YOUR INSTRUCTIONS:
Reproduce, word for word, the following passage on BRD4 and BET inhibitors in smooth muscle cell remodeling and related diseases.

[TEXT PASSAGE — start]

While this is the first study to implicate epigenetic reader proteins in intimal hyperplasia, several recent studies have also identified roles for BRD4 in other diseases of SMC remodeling. BRD4 was also upregulated in human pulmonary arterial hypertension (PAH), and JQ1 treatment reversed PAH in a rat model. Mechanistically, microRNA-204 targeted BRD4, and BRD4 regulated cell cycle and survival genes (Meloche et al., 2015). BRD4 was also implicated in TGFβ responses in airway SMC from asthmatic patients, regulating chemokine and cytokine expression (Perry et al., 2015). Intriguingly, BET proteins may hold promise for treating systemic atherosclerosis, as BET inhibitors (RVX-208) have been found to increase expression of the HDL particle protein ApoA-I, and to induce cholesterol efflux in mice, non-human primates, and human patients. A recent Phase 2b trial (ASSURE) of RVX-208, however, did not demonstrate significant differences in HDL, LDL, CRP, or atheroma volume (Nicholls et al., 2015). Whether other parameters such as SMC-mediated plaque stability are beneficially affected is not known. BET inhibitors are also in clinical trials for multiple types of malignancies, targeting MYC, BCL2, and other oncogenes (Shi and Vakoc, 2014). Collectively, emerging studies suggest a common theme for BRD4 in SMC proliferative responses. As BET inhibitors have shown safety and promise in clinical trials, further studies are warranted to understand the target genes, mechanisms of action, and therapeutic potential.
The authors declare no conflicts of interest.

[TEXT PASSAGE — finish]
[PROVIDED RECORDS — start]

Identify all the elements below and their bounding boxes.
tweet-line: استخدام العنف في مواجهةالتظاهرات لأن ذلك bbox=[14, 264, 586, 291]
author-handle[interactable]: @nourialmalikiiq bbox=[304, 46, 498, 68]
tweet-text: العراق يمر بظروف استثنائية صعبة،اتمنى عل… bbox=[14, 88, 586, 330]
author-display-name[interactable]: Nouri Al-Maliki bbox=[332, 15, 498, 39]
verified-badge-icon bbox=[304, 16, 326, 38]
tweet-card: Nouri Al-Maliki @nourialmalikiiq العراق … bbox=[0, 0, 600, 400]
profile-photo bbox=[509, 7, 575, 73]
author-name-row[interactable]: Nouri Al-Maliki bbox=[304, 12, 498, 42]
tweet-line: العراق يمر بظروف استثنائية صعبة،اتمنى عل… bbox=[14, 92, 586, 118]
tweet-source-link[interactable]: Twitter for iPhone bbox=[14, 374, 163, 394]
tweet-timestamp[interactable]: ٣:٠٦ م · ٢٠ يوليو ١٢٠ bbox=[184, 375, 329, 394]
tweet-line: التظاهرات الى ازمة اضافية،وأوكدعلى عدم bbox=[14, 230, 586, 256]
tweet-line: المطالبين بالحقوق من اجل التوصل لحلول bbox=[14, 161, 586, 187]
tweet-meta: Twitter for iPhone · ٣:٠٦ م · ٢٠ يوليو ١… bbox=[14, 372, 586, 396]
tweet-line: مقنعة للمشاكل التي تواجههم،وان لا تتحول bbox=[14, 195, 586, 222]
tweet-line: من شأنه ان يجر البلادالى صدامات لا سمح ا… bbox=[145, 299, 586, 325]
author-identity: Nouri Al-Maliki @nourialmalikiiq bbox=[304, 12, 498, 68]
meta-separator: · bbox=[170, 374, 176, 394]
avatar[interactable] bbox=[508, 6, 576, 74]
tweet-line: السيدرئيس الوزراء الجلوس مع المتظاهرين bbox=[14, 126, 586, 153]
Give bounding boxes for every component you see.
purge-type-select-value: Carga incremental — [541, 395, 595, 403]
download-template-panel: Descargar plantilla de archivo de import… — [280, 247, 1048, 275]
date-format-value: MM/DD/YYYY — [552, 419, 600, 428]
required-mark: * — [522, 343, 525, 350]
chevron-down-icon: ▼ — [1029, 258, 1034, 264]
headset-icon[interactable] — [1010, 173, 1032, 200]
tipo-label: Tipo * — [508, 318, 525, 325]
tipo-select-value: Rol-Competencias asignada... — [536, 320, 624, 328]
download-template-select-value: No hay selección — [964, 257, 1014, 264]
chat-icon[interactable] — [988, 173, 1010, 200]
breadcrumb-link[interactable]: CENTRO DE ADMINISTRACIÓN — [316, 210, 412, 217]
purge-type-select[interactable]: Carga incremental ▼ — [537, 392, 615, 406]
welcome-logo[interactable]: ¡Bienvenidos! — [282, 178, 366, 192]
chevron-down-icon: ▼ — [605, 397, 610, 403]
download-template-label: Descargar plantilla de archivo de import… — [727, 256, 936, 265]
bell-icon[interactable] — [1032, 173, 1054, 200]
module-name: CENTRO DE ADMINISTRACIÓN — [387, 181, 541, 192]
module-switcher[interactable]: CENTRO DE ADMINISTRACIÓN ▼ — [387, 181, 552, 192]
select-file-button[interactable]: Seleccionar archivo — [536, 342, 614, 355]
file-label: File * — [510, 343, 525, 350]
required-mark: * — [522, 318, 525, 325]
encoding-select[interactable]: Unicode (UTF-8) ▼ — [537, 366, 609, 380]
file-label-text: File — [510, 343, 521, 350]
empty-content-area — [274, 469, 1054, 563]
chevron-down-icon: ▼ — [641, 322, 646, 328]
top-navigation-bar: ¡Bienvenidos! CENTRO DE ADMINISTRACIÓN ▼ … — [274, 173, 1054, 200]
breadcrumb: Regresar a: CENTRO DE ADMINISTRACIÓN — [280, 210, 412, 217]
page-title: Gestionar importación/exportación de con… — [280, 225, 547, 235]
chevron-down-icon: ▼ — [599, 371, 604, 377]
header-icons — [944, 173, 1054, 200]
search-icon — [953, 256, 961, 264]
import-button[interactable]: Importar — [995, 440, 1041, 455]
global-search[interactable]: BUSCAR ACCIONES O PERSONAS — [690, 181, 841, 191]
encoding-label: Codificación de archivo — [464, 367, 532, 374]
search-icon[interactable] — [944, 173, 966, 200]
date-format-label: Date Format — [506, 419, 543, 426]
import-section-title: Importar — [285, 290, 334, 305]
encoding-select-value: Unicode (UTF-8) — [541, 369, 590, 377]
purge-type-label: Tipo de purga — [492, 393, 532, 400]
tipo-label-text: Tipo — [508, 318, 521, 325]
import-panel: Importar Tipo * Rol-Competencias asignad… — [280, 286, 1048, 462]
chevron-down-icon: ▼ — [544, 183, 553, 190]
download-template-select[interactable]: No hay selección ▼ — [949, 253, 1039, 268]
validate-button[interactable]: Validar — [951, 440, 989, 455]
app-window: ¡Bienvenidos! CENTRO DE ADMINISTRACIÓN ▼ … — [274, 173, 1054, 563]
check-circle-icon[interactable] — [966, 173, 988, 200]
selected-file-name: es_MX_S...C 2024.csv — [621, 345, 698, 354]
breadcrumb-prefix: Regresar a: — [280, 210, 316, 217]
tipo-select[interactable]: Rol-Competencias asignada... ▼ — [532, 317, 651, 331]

[PROVIDED RECORDS — finish]

TASK OUTPUT:
While this is the first study to implicate epigenetic reader proteins in intimal hyperplasia, several recent studies have also identified roles for BRD4 in other diseases of SMC remodeling. BRD4 was also upregulated in human pulmonary arterial hypertension (PAH), and JQ1 treatment reversed PAH in a rat model. Mechanistically, microRNA-204 targeted BRD4, and BRD4 regulated cell cycle and survival genes (Meloche et al., 2015). BRD4 was also implicated in TGFβ responses in airway SMC from asthmatic patients, regulating chemokine and cytokine expression (Perry et al., 2015). Intriguingly, BET proteins may hold promise for treating systemic atherosclerosis, as BET inhibitors (RVX-208) have been found to increase expression of the HDL particle protein ApoA-I, and to induce cholesterol efflux in mice, non-human primates, and human patients. A recent Phase 2b trial (ASSURE) of RVX-208, however, did not demonstrate significant differences in HDL, LDL, CRP, or atheroma volume (Nicholls et al., 2015). Whether other parameters such as SMC-mediated plaque stability are beneficially affected is not known. BET inhibitors are also in clinical trials for multiple types of malignancies, targeting MYC, BCL2, and other oncogenes (Shi and Vakoc, 2014). Collectively, emerging studies suggest a common theme for BRD4 in SMC proliferative responses. As BET inhibitors have shown safety and promise in clinical trials, further studies are warranted to understand the target genes, mechanisms of action, and therapeutic potential.
The authors declare no conflicts of interest.